● **Exercise details**
Find all lines in the listing that include the word "Google", then copy them.

Stored data
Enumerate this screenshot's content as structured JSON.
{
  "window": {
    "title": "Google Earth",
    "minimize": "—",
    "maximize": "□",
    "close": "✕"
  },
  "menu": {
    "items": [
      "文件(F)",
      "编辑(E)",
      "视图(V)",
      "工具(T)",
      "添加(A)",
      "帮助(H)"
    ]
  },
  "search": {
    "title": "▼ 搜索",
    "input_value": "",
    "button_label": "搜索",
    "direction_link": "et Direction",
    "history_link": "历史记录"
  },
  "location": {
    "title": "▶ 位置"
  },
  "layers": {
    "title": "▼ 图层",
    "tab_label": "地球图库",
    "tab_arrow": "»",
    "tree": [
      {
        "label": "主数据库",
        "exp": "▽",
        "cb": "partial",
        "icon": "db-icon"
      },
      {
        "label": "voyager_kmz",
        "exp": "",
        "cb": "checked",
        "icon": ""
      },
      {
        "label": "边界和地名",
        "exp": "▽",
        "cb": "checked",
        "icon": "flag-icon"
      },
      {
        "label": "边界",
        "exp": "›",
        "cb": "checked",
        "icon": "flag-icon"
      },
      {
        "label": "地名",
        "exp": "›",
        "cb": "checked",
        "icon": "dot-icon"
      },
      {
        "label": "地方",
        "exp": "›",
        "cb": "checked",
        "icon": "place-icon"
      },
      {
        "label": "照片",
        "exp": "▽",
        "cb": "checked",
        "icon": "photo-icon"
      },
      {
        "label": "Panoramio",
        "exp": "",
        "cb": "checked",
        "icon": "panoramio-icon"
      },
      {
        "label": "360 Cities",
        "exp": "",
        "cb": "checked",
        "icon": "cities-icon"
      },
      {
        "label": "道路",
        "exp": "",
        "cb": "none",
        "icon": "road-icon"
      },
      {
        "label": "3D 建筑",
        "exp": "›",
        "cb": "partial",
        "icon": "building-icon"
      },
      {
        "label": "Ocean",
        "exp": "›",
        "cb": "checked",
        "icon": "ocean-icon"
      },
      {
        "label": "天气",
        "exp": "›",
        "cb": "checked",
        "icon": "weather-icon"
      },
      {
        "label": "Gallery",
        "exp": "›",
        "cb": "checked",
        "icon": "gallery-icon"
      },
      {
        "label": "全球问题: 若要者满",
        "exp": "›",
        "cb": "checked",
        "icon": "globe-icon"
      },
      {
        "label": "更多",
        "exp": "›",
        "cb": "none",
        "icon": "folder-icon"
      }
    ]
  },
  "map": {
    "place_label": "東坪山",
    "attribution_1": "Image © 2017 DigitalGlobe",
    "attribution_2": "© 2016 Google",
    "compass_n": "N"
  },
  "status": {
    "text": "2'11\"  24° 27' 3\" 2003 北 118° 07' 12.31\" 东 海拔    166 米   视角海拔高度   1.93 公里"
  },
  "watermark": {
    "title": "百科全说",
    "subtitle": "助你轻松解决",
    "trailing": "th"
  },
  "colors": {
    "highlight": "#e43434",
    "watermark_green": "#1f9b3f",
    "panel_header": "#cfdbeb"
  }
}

...

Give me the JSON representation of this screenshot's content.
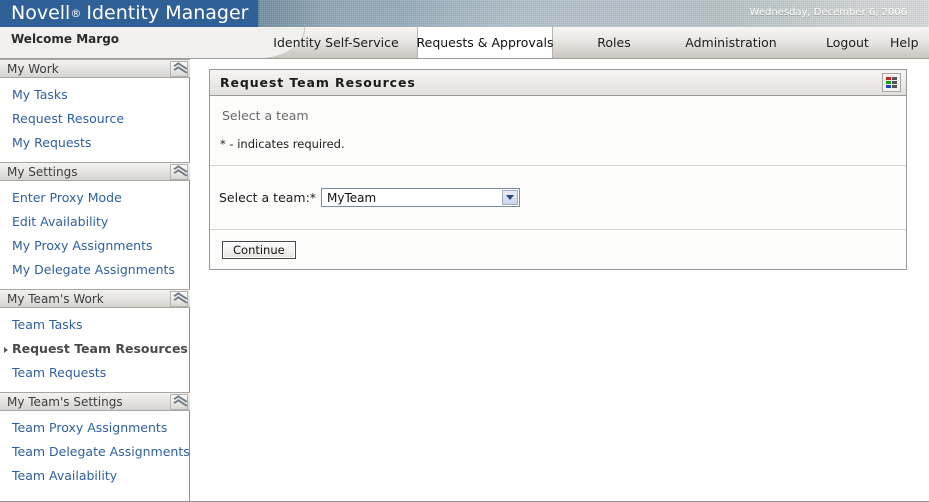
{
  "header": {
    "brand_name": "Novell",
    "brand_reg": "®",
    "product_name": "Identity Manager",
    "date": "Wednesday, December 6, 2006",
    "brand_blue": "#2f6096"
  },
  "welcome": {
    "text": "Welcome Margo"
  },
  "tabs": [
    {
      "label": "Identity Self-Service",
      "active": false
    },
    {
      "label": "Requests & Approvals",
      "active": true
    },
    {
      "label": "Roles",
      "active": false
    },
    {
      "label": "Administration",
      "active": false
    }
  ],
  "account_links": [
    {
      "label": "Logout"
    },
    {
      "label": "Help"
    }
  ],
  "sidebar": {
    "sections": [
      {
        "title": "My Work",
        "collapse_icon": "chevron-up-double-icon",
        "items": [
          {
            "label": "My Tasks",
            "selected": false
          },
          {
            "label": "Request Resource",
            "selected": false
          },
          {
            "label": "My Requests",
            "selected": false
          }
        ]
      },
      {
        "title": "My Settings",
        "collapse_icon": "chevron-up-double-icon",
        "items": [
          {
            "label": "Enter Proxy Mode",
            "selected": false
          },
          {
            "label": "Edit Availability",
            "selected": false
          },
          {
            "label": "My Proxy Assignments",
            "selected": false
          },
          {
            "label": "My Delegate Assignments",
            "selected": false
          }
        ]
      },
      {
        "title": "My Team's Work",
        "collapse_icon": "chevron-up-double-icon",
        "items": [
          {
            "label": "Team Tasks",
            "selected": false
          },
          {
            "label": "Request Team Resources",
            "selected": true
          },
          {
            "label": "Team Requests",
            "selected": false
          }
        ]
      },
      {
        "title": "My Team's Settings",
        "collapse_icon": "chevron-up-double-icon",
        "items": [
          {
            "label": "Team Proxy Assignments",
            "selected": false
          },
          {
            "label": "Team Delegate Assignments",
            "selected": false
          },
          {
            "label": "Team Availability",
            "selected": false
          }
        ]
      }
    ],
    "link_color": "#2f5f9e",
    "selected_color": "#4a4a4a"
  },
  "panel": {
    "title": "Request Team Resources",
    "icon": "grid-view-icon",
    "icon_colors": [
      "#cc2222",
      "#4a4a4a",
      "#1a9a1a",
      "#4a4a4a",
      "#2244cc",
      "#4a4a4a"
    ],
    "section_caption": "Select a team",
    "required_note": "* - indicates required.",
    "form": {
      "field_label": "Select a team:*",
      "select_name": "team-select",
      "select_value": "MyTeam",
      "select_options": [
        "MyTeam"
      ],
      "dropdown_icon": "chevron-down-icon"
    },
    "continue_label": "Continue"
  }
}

● **Reply to the task**
    "title": "Google Earth",
    "attribution_2": "© 2016 Google",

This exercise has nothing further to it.